| WHAT THE TASK REQUIRES |
Here are some entries; quote each one exactly.

[BEGIN]

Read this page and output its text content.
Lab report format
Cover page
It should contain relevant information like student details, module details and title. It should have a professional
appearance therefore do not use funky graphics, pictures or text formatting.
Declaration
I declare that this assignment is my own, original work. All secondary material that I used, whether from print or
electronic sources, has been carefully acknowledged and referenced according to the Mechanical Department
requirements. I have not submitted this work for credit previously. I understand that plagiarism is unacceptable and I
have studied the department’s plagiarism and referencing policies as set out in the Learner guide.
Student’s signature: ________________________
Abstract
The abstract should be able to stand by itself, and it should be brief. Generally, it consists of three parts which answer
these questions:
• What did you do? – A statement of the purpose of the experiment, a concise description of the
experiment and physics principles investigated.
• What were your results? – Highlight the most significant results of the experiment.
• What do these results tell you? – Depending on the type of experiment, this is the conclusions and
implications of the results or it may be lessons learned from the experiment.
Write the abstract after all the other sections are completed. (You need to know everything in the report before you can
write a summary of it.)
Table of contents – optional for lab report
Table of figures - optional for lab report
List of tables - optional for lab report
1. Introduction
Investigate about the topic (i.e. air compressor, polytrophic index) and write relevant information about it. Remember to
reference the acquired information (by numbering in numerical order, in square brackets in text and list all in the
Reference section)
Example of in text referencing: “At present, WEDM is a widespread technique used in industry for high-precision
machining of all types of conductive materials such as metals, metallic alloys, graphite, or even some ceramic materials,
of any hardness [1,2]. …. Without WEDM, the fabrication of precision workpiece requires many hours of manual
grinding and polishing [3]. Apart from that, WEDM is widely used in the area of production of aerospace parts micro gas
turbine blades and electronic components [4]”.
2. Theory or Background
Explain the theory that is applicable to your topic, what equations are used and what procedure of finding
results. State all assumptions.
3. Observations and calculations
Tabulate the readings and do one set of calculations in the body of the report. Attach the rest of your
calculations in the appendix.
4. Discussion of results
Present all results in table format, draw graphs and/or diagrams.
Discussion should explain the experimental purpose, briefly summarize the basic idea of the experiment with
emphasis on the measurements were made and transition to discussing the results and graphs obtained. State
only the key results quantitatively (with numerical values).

[END]

| SOLUTION FOR THIS EXERCISE |
Read this page and output its text content.
Lab report format
Cover page
It should contain relevant information like student details, module details and title. It should have a professional
appearance therefore do not use funky graphics, pictures or text formatting.
Declaration
I declare that this assignment is my own, original work. All secondary material that I used, whether from print or
electronic sources, has been carefully acknowledged and referenced according to the Mechanical Department
requirements. I have not submitted this work for credit previously. I understand that plagiarism is unacceptable and I
have studied the department’s plagiarism and referencing policies as set out in the Learner guide.
Student’s signature: ________________________
Abstract
The abstract should be able to stand by itself, and it should be brief. Generally, it consists of three parts which answer
these questions:
• What did you do? – A statement of the purpose of the experiment, a concise description of the
experiment and physics principles investigated.
• What were your results? – Highlight the most significant results of the experiment.
• What do these results tell you? – Depending on the type of experiment, this is the conclusions and
implications of the results or it may be lessons learned from the experiment.
Write the abstract after all the other sections are completed. (You need to know everything in the report before you can
write a summary of it.)
Table of contents – optional for lab report
Table of figures - optional for lab report
List of tables - optional for lab report
1. Introduction
Investigate about the topic (i.e. air compressor, polytrophic index) and write relevant information about it. Remember to
reference the acquired information (by numbering in numerical order, in square brackets in text and list all in the
Reference section)
Example of in text referencing: “At present, WEDM is a widespread technique used in industry for high-precision
machining of all types of conductive materials such as metals, metallic alloys, graphite, or even some ceramic materials,
of any hardness [1,2]. …. Without WEDM, the fabrication of precision workpiece requires many hours of manual
grinding and polishing [3]. Apart from that, WEDM is widely used in the area of production of aerospace parts micro gas
turbine blades and electronic components [4]”.
2. Theory or Background
Explain the theory that is applicable to your topic, what equations are used and what procedure of finding
results. State all assumptions.
3. Observations and calculations
Tabulate the readings and do one set of calculations in the body of the report. Attach the rest of your
calculations in the appendix.
4. Discussion of results
Present all results in table format, draw graphs and/or diagrams.
Discussion should explain the experimental purpose, briefly summarize the basic idea of the experiment with
emphasis on the measurements were made and transition to discussing the results and graphs obtained. State
only the key results quantitatively (with numerical values).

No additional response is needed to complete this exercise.